#### Task objective:
Set the listing down unchanged, minus every embedded image.

(Dataset entries)
_ _ _

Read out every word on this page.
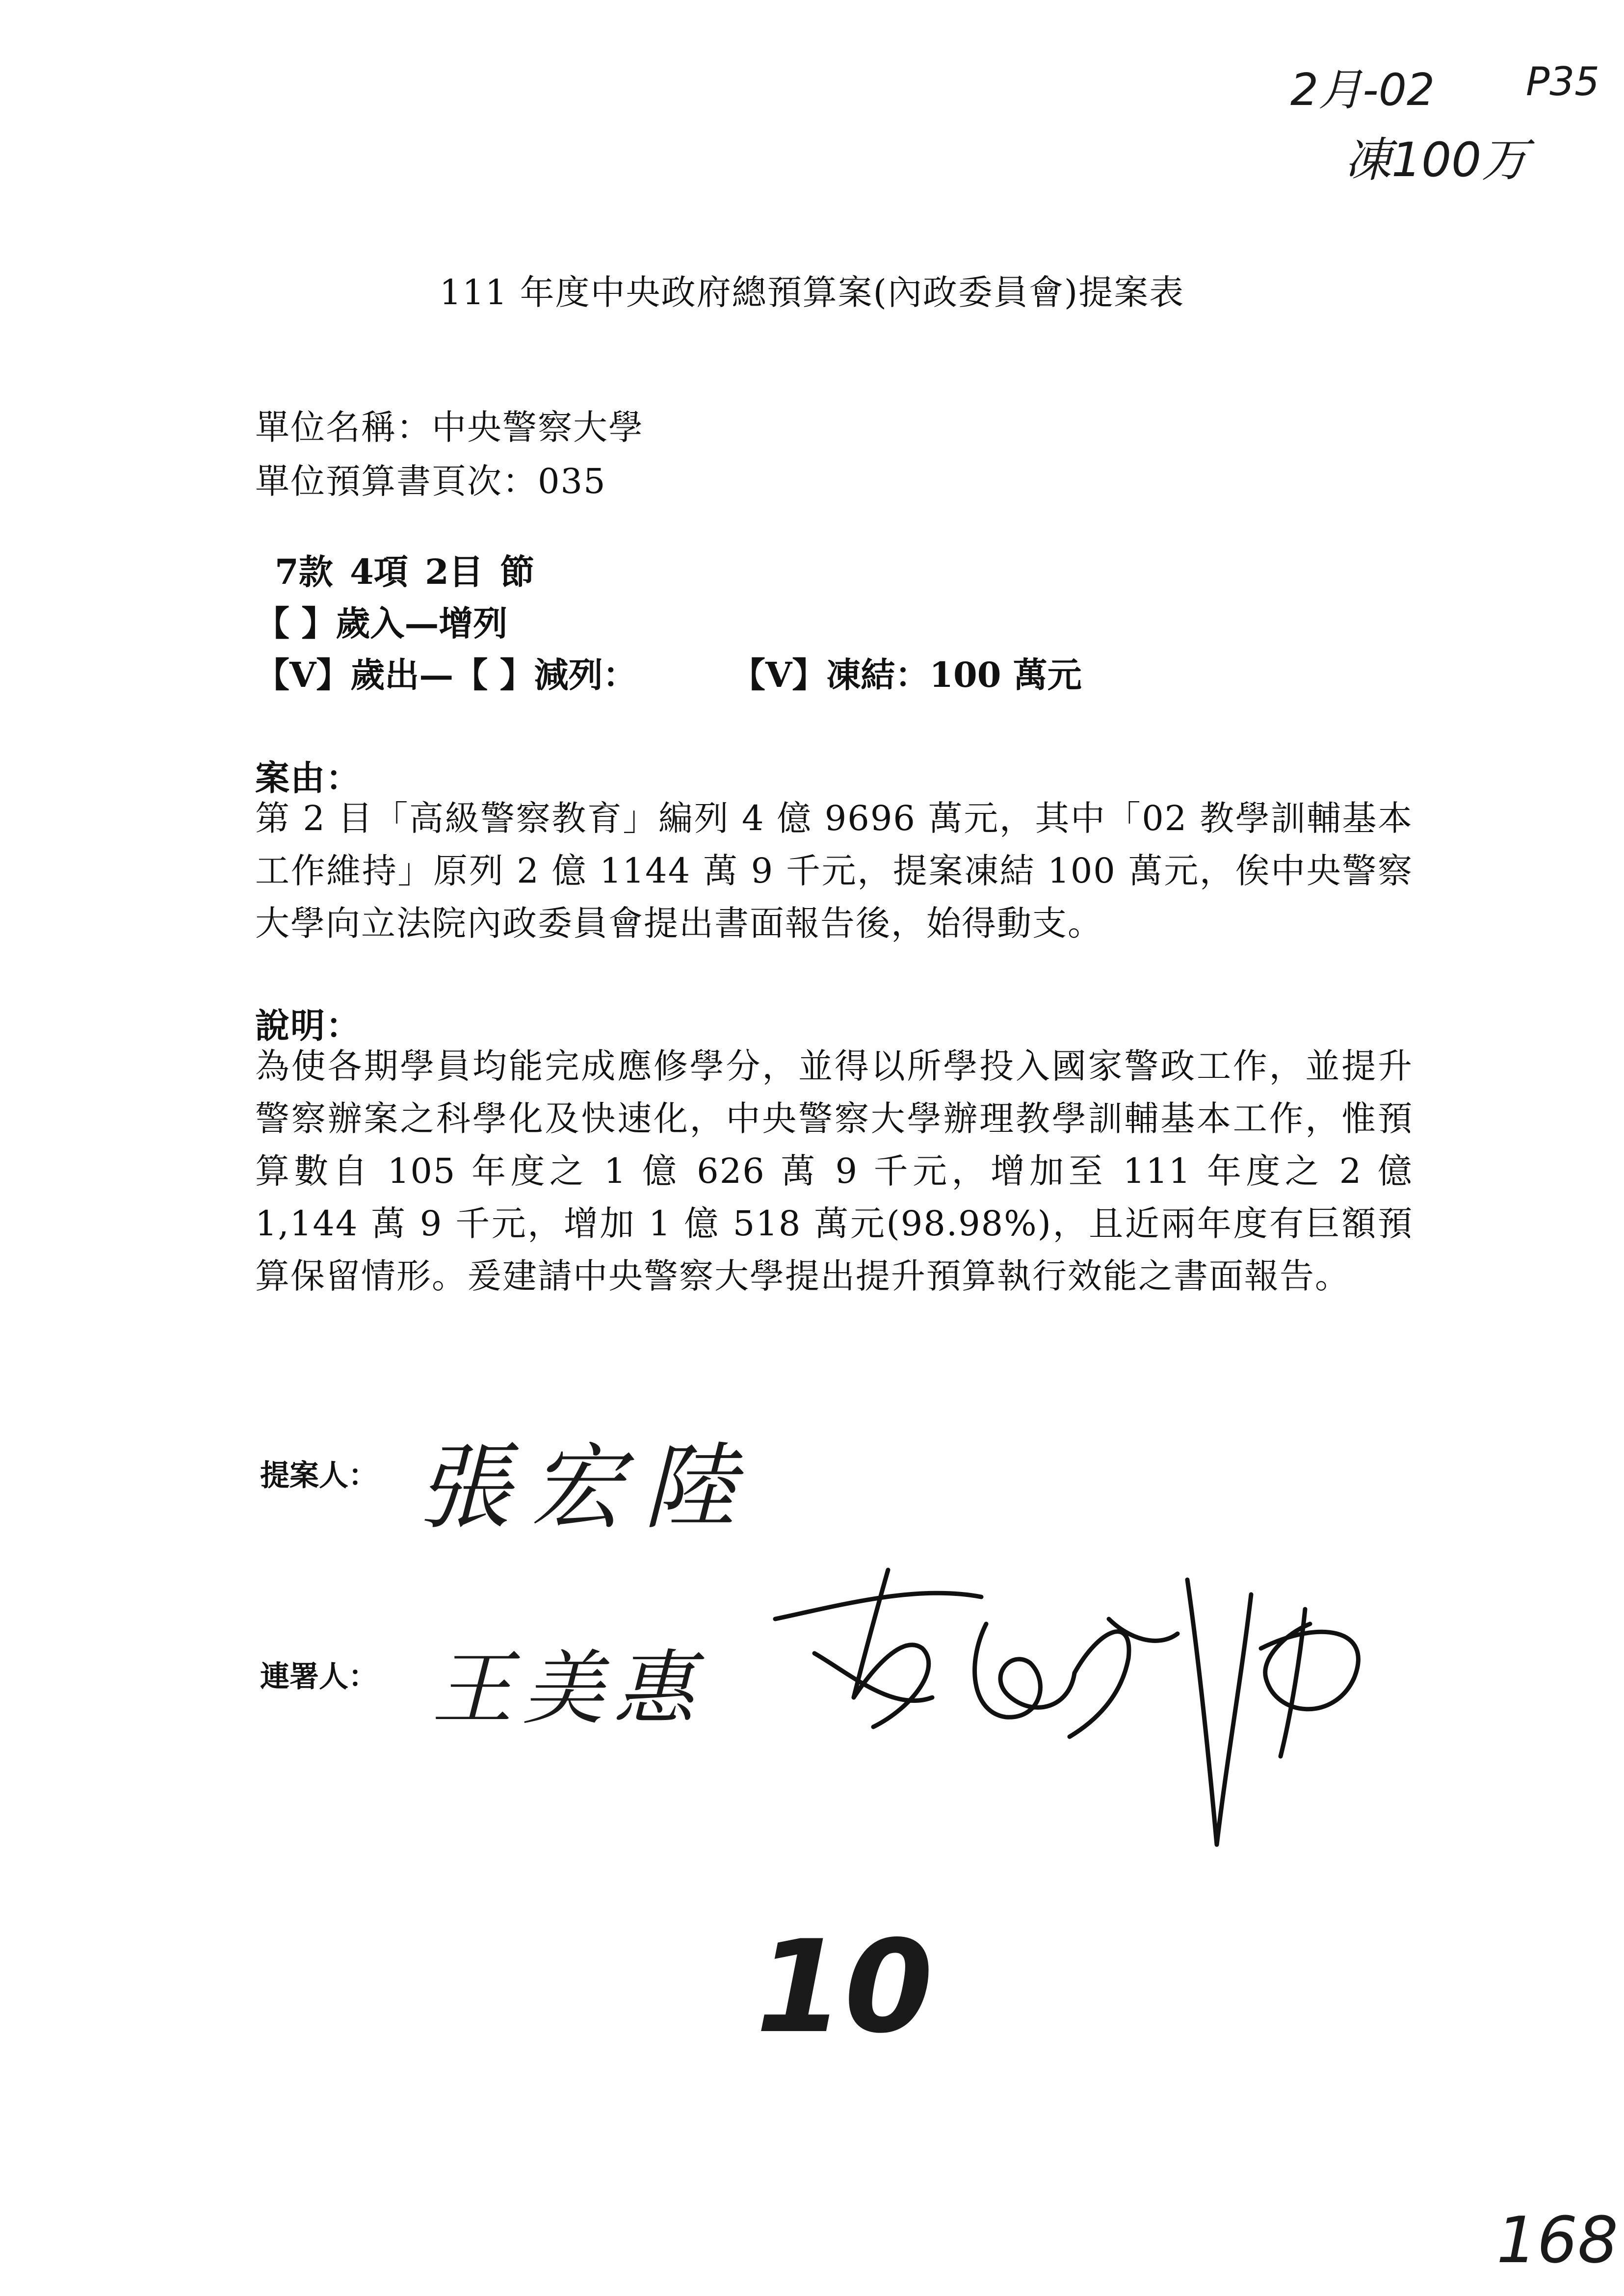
2月-02 P35
凍100万
111 年度中央政府總預算案(內政委員會)提案表
單位名稱：中央警察大學
單位預算書頁次：035
7款 4項 2目 節
【 】歲入—增列
【V】歲出—【 】減列：	【V】凍結：100 萬元
案由：
第 2 目「高級警察教育」編列 4 億 9696 萬元，其中「02 教學訓輔基本工作維持」原列 2 億 1144 萬 9 千元，提案凍結 100 萬元，俟中央警察大學向立法院內政委員會提出書面報告後，始得動支。
說明：
為使各期學員均能完成應修學分，並得以所學投入國家警政工作，並提升警察辦案之科學化及快速化，中央警察大學辦理教學訓輔基本工作，惟預算數自 105 年度之 1 億 626 萬 9 千元，增加至 111 年度之 2 億 1,144 萬 9 千元，增加 1 億 518 萬元(98.98%)，且近兩年度有巨額預算保留情形。爰建請中央警察大學提出提升預算執行效能之書面報告。
提案人： 張宏陸
連署人： 王美惠
10
168
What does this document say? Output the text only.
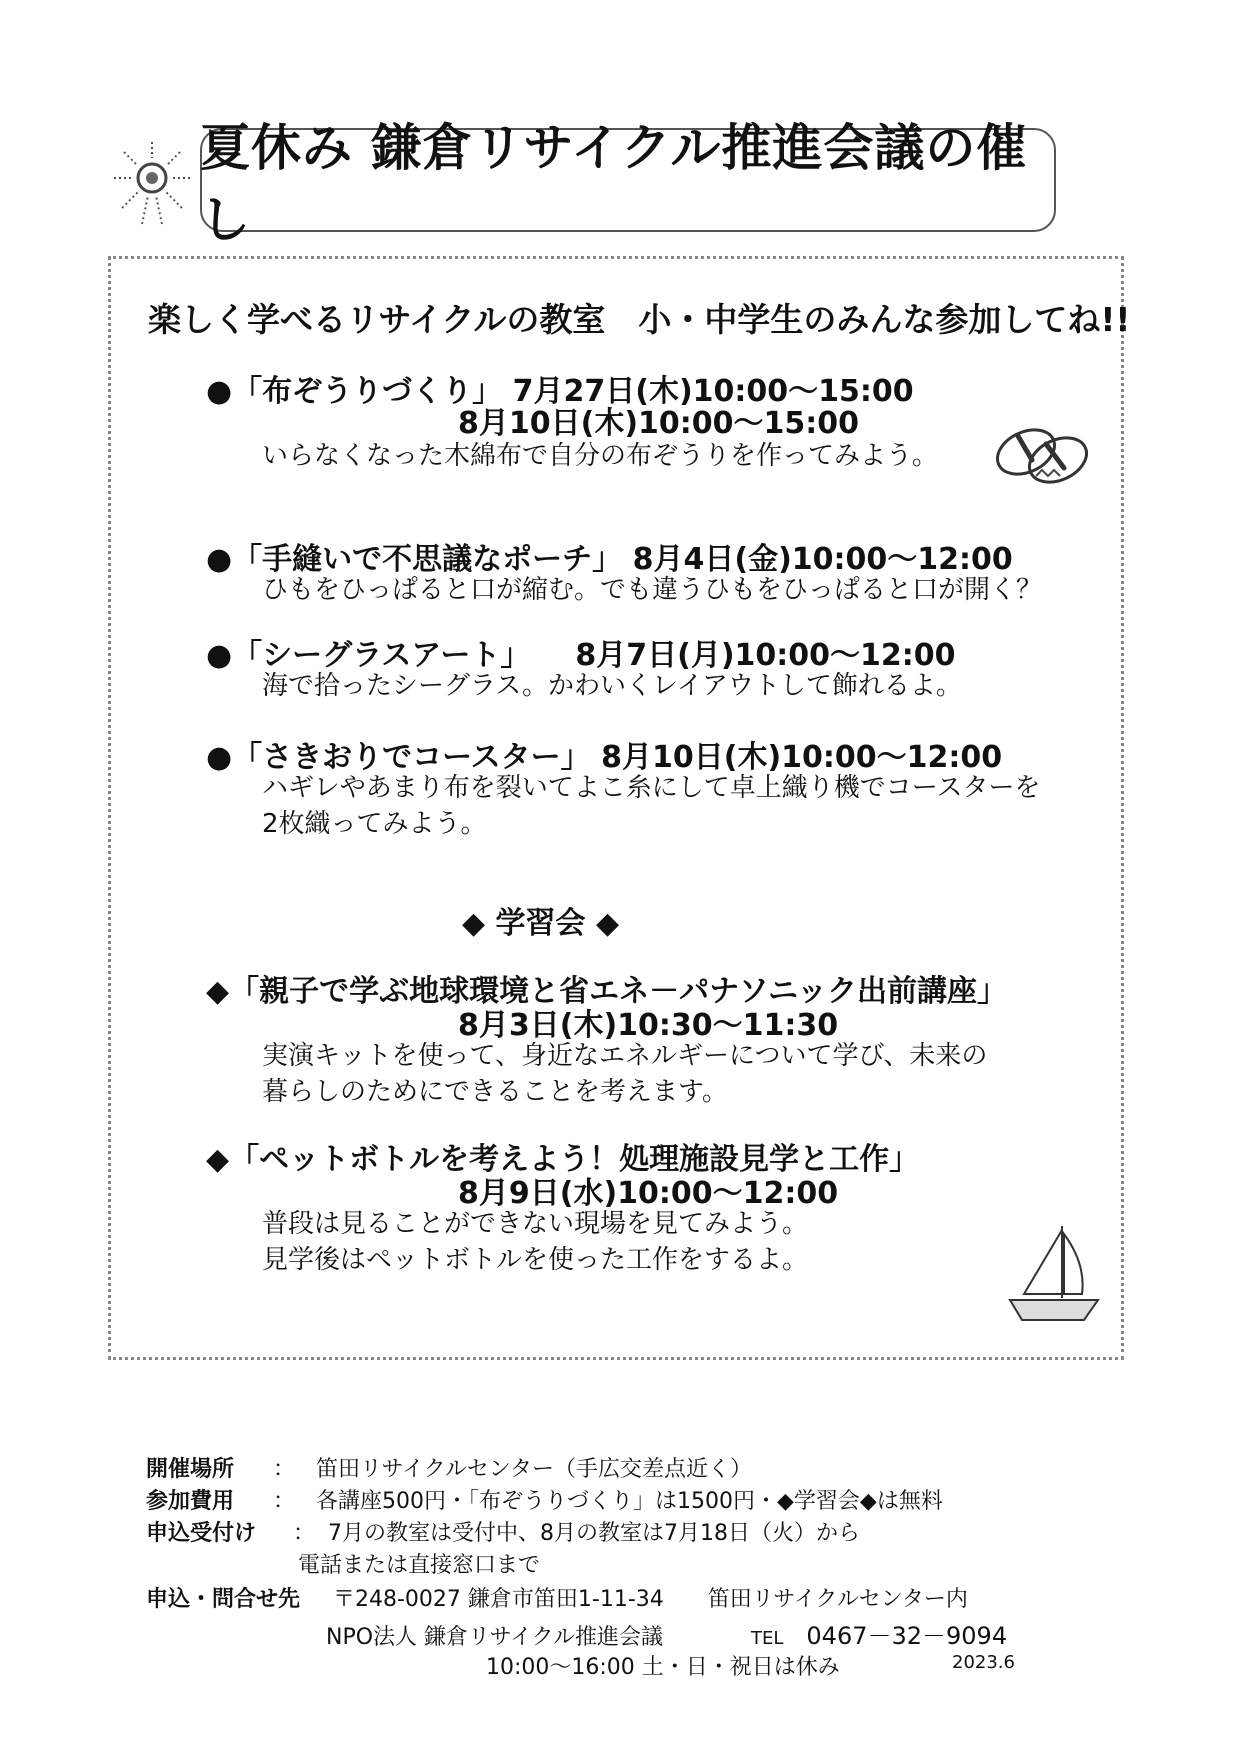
夏休み 鎌倉リサイクル推進会議の催し
楽しく学べるリサイクルの教室　小・中学生のみんな参加してね!!
●「布ぞうりづくり」 7月27日(木)10:00～15:00
8月10日(木)10:00～15:00
いらなくなった木綿布で自分の布ぞうりを作ってみよう。
●「手縫いで不思議なポーチ」 8月4日(金)10:00～12:00
ひもをひっぱると口が縮む。でも違うひもをひっぱると口が開く？
●「シーグラスアート」　　8月7日(月)10:00～12:00
海で拾ったシーグラス。かわいくレイアウトして飾れるよ。
●「さきおりでコースター」 8月10日(木)10:00～12:00
ハギレやあまり布を裂いてよこ糸にして卓上織り機でコースターを
2枚織ってみよう。
◆ 学習会 ◆
◆「親子で学ぶ地球環境と省エネ－パナソニック出前講座」
8月3日(木)10:30～11:30
実演キットを使って、身近なエネルギーについて学び、未来の
暮らしのためにできることを考えます。
◆「ペットボトルを考えよう！処理施設見学と工作」
8月9日(水)10:00～12:00
普段は見ることができない現場を見てみよう。
見学後はペットボトルを使った工作をするよ。
開催場所 ： 笛田リサイクルセンター（手広交差点近く）
参加費用 ： 各講座500円・「布ぞうりづくり」は1500円・◆学習会◆は無料
申込受付け ： 7月の教室は受付中、8月の教室は7月18日（火）から
電話または直接窓口まで
申込・問合せ先 〒248-0027 鎌倉市笛田1-11-34　　笛田リサイクルセンター内
NPO法人 鎌倉リサイクル推進会議	TEL 0467－32－9094
10:00～16:00 土・日・祝日は休み	2023.6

_ _ _

#### Solution to this exercise:
Read out every word on this page.
2月-02 P35
凍100万
111 年度中央政府總預算案(內政委員會)提案表
單位名稱：中央警察大學
單位預算書頁次：035
7款 4項 2目 節
【 】歲入—增列
【V】歲出—【 】減列：	【V】凍結：100 萬元
案由：
第 2 目「高級警察教育」編列 4 億 9696 萬元，其中「02 教學訓輔基本工作維持」原列 2 億 1144 萬 9 千元，提案凍結 100 萬元，俟中央警察大學向立法院內政委員會提出書面報告後，始得動支。
說明：
為使各期學員均能完成應修學分，並得以所學投入國家警政工作，並提升警察辦案之科學化及快速化，中央警察大學辦理教學訓輔基本工作，惟預算數自 105 年度之 1 億 626 萬 9 千元，增加至 111 年度之 2 億 1,144 萬 9 千元，增加 1 億 518 萬元(98.98%)，且近兩年度有巨額預算保留情形。爰建請中央警察大學提出提升預算執行效能之書面報告。
提案人： 張宏陸
連署人： 王美惠
10
168
What does this document say? Output the text only.
夏休み 鎌倉リサイクル推進会議の催し
楽しく学べるリサイクルの教室　小・中学生のみんな参加してね!!
●「布ぞうりづくり」 7月27日(木)10:00～15:00
8月10日(木)10:00～15:00
いらなくなった木綿布で自分の布ぞうりを作ってみよう。
●「手縫いで不思議なポーチ」 8月4日(金)10:00～12:00
ひもをひっぱると口が縮む。でも違うひもをひっぱると口が開く？
●「シーグラスアート」　　8月7日(月)10:00～12:00
海で拾ったシーグラス。かわいくレイアウトして飾れるよ。
●「さきおりでコースター」 8月10日(木)10:00～12:00
ハギレやあまり布を裂いてよこ糸にして卓上織り機でコースターを
2枚織ってみよう。
◆ 学習会 ◆
◆「親子で学ぶ地球環境と省エネ－パナソニック出前講座」
8月3日(木)10:30～11:30
実演キットを使って、身近なエネルギーについて学び、未来の
暮らしのためにできることを考えます。
◆「ペットボトルを考えよう！処理施設見学と工作」
8月9日(水)10:00～12:00
普段は見ることができない現場を見てみよう。
見学後はペットボトルを使った工作をするよ。
開催場所 ： 笛田リサイクルセンター（手広交差点近く）
参加費用 ： 各講座500円・「布ぞうりづくり」は1500円・◆学習会◆は無料
申込受付け ： 7月の教室は受付中、8月の教室は7月18日（火）から
電話または直接窓口まで
申込・問合せ先 〒248-0027 鎌倉市笛田1-11-34　　笛田リサイクルセンター内
NPO法人 鎌倉リサイクル推進会議	TEL 0467－32－9094
10:00～16:00 土・日・祝日は休み	2023.6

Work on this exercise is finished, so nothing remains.